Work to be completed: Pull out every line with the word "text".

Data supplied:
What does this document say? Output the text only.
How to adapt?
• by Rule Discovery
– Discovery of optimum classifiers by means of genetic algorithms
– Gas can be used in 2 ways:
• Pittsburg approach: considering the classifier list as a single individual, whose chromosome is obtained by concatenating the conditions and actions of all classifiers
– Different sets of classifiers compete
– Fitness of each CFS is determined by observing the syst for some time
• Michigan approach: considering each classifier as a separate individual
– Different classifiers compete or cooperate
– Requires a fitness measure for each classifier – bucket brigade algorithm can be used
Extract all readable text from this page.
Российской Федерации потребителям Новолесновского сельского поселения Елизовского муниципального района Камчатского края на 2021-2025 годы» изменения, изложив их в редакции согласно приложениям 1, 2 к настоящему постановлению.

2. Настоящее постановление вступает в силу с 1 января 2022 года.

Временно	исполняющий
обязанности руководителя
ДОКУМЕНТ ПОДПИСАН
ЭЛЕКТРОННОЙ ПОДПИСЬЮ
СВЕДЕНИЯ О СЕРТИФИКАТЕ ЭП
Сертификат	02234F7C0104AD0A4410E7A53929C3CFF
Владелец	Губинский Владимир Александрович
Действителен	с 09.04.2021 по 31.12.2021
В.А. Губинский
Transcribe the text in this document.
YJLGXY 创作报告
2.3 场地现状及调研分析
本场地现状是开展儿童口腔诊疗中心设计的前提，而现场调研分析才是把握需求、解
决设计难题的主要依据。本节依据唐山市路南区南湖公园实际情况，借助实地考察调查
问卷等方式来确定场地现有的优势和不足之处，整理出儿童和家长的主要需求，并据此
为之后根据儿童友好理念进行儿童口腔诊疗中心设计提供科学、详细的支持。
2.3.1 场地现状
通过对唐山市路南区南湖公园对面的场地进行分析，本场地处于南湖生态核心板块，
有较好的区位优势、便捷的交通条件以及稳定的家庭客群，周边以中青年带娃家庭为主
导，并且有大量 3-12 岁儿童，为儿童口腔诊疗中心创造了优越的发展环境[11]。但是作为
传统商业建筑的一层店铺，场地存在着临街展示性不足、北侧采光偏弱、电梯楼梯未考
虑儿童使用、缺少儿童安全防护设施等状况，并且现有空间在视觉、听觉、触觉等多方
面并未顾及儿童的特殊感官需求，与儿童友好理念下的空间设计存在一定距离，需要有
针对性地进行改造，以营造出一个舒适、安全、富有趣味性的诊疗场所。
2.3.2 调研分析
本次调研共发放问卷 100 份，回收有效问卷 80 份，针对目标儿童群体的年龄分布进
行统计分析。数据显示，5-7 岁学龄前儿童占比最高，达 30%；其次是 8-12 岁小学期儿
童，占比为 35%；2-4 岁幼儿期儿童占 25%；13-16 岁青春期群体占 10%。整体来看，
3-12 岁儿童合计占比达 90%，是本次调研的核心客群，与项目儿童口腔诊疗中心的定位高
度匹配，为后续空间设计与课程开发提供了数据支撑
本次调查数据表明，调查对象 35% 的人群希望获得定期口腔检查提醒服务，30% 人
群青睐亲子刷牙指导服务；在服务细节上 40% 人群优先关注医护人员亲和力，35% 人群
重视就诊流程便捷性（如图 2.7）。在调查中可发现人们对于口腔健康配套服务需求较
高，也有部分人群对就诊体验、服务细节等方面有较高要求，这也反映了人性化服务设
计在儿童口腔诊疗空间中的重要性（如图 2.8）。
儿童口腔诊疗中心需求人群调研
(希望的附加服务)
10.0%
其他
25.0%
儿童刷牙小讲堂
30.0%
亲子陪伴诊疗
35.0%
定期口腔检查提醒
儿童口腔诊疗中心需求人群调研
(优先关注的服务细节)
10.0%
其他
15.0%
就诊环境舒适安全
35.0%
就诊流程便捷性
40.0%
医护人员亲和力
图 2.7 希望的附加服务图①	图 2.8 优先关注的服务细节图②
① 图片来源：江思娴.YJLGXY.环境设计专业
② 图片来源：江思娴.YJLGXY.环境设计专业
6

Exercise result:
What does this document say? Output the text only.
Extract all readable text from this page.
Transcribe the text in this document.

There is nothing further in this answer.